Data items
• • •

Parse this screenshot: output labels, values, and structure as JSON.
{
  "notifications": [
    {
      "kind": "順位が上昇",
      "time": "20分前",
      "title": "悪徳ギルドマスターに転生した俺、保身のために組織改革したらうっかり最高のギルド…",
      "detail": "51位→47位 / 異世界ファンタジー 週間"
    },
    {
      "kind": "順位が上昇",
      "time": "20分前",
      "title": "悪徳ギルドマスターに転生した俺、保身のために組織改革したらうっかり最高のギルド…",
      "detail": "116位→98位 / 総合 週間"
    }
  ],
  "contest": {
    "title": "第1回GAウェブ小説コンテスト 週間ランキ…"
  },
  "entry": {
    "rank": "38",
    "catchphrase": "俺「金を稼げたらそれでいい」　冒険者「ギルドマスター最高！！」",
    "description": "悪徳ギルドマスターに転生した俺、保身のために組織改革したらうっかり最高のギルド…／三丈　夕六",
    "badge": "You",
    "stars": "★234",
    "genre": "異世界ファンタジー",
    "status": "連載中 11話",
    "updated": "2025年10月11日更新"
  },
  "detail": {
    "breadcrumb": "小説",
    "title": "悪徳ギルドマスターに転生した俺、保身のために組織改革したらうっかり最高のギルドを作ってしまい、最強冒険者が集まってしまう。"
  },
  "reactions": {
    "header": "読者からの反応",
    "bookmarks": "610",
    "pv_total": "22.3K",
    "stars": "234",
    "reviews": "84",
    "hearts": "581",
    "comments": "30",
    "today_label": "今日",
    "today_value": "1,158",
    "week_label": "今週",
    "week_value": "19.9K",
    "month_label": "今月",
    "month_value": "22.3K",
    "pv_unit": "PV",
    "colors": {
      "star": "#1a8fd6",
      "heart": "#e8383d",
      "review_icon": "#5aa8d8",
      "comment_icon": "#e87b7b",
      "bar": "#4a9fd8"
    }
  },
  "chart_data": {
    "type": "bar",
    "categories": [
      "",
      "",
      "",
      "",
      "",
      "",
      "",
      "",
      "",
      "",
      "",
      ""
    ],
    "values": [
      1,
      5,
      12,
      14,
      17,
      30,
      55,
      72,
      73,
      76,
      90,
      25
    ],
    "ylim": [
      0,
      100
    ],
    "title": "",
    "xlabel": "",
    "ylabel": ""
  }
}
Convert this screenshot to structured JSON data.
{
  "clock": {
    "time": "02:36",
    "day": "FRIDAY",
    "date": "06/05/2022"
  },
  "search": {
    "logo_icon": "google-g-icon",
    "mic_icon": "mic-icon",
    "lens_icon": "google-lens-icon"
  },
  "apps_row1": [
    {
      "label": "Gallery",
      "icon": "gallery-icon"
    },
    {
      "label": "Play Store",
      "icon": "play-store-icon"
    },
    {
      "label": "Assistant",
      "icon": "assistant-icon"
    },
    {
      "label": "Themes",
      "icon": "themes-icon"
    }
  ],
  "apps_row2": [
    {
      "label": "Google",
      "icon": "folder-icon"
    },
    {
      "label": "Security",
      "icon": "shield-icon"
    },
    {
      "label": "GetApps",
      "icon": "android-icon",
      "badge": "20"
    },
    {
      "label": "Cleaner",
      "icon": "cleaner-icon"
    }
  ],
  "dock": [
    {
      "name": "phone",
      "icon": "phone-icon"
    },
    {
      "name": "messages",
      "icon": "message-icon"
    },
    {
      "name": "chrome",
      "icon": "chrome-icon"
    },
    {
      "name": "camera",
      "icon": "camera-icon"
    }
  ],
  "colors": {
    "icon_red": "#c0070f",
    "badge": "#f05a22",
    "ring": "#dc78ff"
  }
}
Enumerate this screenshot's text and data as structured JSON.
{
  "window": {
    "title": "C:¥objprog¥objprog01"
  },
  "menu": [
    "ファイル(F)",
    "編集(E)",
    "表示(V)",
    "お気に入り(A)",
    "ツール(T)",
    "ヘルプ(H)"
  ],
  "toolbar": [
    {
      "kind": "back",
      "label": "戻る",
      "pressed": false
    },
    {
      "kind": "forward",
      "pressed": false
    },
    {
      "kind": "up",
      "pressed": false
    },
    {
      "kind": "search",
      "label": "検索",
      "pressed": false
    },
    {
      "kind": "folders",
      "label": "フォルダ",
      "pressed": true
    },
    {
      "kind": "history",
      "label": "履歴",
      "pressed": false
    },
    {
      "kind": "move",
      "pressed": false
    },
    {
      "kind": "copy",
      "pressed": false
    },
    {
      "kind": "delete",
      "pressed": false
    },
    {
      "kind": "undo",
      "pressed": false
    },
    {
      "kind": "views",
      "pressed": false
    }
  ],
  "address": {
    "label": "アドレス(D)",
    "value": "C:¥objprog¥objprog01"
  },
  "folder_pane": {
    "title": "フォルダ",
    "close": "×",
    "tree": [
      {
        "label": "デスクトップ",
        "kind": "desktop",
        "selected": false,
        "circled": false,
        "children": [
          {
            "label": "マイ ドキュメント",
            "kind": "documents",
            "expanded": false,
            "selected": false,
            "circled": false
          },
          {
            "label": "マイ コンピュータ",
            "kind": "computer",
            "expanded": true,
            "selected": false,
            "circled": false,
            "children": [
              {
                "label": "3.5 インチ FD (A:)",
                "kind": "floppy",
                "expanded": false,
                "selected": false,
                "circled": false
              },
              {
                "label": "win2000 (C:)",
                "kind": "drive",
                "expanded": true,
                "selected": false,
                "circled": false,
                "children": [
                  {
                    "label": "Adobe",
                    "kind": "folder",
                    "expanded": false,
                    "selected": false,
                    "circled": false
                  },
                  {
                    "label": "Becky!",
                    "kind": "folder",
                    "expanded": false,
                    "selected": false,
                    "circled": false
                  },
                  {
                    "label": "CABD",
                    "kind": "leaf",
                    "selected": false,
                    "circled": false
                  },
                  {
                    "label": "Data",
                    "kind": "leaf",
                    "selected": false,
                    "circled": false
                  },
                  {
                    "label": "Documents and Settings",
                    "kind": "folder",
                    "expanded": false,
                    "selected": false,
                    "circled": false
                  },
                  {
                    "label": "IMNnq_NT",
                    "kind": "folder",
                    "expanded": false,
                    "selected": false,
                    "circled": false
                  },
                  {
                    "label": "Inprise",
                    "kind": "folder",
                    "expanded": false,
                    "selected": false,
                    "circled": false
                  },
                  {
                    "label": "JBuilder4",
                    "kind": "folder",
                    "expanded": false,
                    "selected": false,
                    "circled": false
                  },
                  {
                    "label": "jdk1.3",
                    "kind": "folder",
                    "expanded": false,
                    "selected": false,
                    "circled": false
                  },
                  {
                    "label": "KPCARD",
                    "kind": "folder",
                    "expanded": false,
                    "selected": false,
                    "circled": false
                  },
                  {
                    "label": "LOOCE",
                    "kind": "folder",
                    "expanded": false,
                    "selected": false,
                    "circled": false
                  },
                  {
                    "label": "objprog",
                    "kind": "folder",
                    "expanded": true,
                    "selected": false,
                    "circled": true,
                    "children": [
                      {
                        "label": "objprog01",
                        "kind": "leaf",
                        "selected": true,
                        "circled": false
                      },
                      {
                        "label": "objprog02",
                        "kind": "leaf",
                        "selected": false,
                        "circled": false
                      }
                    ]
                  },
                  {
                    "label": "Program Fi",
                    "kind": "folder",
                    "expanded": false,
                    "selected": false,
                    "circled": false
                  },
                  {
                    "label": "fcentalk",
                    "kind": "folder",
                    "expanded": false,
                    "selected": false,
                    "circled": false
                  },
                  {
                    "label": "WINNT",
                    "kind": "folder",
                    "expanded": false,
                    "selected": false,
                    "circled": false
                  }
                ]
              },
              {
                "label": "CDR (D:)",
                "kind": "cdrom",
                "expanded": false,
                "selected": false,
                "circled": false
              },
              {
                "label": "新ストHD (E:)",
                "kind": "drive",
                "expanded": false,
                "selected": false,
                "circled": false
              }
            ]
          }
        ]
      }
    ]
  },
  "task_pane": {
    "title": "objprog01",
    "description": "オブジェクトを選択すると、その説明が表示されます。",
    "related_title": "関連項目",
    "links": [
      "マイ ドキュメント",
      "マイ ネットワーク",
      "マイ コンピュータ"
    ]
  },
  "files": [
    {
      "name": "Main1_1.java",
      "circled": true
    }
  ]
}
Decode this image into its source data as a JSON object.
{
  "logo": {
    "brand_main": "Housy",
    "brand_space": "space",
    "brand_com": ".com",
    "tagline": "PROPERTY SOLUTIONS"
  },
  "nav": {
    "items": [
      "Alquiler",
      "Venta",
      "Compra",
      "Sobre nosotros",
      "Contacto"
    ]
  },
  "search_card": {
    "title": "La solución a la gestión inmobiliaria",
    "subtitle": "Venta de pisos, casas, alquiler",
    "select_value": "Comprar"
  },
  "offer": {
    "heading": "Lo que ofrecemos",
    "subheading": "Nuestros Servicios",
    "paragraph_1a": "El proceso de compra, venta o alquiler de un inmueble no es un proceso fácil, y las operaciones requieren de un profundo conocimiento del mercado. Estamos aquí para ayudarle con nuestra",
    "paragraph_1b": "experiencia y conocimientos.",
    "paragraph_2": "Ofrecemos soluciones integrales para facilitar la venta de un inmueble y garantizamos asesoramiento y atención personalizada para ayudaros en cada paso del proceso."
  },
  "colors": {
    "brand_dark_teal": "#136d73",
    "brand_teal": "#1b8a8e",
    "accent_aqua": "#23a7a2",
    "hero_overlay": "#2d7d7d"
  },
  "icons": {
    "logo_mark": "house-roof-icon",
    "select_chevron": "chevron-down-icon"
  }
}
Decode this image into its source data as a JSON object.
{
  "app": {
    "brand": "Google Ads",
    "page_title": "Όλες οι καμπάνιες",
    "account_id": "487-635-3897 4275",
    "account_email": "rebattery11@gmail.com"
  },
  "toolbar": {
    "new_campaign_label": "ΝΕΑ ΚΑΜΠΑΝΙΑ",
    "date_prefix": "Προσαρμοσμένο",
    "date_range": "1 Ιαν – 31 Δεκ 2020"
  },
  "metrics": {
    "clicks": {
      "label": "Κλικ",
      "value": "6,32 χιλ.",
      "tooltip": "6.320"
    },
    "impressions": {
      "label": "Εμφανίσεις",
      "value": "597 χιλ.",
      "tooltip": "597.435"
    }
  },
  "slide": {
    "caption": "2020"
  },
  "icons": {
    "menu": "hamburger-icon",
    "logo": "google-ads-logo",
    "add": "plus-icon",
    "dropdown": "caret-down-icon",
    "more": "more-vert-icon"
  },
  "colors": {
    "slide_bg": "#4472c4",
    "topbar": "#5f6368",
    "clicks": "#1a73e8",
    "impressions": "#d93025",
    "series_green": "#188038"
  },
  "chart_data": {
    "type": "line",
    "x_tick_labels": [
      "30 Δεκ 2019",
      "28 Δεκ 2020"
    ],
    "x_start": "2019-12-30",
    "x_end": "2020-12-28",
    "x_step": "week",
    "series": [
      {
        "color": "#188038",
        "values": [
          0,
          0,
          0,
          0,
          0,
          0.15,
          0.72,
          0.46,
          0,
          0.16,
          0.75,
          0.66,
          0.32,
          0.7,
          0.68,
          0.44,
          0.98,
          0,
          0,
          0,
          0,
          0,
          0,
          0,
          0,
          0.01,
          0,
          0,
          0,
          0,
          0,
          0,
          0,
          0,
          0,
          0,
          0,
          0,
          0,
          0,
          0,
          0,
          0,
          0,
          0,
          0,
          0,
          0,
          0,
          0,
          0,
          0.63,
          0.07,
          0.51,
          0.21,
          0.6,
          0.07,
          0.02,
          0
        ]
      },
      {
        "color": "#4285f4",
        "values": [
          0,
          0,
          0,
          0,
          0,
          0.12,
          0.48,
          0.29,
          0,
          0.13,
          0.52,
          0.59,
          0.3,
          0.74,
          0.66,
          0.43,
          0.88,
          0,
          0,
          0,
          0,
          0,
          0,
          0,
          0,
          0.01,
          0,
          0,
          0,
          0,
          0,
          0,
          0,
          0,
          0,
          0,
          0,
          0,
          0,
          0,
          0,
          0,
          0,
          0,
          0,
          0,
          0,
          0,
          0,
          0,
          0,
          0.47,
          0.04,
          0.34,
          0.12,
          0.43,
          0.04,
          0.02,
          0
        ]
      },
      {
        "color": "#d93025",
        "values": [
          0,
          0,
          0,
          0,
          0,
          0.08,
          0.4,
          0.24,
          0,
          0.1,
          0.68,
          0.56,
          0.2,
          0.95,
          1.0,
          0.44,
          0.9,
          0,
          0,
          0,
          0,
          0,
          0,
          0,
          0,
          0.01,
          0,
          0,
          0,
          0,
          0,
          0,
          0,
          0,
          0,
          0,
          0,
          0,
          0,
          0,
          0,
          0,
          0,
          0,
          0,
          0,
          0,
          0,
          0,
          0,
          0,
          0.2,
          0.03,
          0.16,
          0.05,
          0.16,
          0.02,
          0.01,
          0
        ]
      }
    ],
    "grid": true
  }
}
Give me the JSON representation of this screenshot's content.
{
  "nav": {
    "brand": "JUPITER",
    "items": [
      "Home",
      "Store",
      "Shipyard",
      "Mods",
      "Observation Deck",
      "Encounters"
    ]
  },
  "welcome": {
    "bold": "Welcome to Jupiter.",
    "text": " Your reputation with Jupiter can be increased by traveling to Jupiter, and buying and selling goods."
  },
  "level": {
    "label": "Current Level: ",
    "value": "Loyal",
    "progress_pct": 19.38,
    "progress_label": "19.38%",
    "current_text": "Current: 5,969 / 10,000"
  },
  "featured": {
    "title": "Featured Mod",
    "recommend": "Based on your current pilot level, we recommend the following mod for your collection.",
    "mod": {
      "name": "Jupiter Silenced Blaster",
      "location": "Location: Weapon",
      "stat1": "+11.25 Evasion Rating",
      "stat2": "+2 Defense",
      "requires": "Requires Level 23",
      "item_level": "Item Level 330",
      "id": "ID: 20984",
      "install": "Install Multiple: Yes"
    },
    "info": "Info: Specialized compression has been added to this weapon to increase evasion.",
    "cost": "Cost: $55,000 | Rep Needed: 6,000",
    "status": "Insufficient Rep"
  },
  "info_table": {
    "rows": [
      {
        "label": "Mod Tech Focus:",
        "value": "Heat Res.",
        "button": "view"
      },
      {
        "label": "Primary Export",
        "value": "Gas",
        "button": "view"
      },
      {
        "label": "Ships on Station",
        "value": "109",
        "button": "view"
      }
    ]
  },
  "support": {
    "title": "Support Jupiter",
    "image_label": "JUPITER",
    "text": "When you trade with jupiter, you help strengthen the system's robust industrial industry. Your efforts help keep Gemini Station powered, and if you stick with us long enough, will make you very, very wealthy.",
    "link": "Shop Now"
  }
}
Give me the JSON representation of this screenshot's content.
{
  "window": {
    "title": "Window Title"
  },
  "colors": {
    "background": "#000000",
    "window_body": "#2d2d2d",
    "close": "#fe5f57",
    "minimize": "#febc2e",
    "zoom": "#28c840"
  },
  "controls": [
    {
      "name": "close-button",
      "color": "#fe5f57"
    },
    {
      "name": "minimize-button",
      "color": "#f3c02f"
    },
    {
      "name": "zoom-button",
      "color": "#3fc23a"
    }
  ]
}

• • •

Pick out and copy the lines of the entries that hold the string "structured".

— Solution —
Convert this screenshot to structured JSON data.
Enumerate this screenshot's text and data as structured JSON.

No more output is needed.